--- start of INFORMATION GIVEN ---

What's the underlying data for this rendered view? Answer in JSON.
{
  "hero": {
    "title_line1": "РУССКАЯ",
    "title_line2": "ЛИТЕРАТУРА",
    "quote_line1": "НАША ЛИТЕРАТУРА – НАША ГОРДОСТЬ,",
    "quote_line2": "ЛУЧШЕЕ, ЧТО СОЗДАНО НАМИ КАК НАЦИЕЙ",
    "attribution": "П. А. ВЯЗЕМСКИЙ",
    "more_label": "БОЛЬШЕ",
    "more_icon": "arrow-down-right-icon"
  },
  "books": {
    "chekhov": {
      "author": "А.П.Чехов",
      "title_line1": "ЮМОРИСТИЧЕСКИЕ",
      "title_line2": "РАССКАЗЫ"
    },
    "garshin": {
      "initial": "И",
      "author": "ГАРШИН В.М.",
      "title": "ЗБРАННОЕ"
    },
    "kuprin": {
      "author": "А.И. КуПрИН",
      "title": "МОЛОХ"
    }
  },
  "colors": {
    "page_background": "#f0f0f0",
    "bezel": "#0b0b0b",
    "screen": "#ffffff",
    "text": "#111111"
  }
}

--- end of INFORMATION GIVEN ---

— THE PROBLEM —
Reproduce the material precisely, including every line.

— FULL RESPONSE —
What's the underlying data for this rendered view? Answer in JSON.
{
  "hero": {
    "title_line1": "РУССКАЯ",
    "title_line2": "ЛИТЕРАТУРА",
    "quote_line1": "НАША ЛИТЕРАТУРА – НАША ГОРДОСТЬ,",
    "quote_line2": "ЛУЧШЕЕ, ЧТО СОЗДАНО НАМИ КАК НАЦИЕЙ",
    "attribution": "П. А. ВЯЗЕМСКИЙ",
    "more_label": "БОЛЬШЕ",
    "more_icon": "arrow-down-right-icon"
  },
  "books": {
    "chekhov": {
      "author": "А.П.Чехов",
      "title_line1": "ЮМОРИСТИЧЕСКИЕ",
      "title_line2": "РАССКАЗЫ"
    },
    "garshin": {
      "initial": "И",
      "author": "ГАРШИН В.М.",
      "title": "ЗБРАННОЕ"
    },
    "kuprin": {
      "author": "А.И. КуПрИН",
      "title": "МОЛОХ"
    }
  },
  "colors": {
    "page_background": "#f0f0f0",
    "bezel": "#0b0b0b",
    "screen": "#ffffff",
    "text": "#111111"
  }
}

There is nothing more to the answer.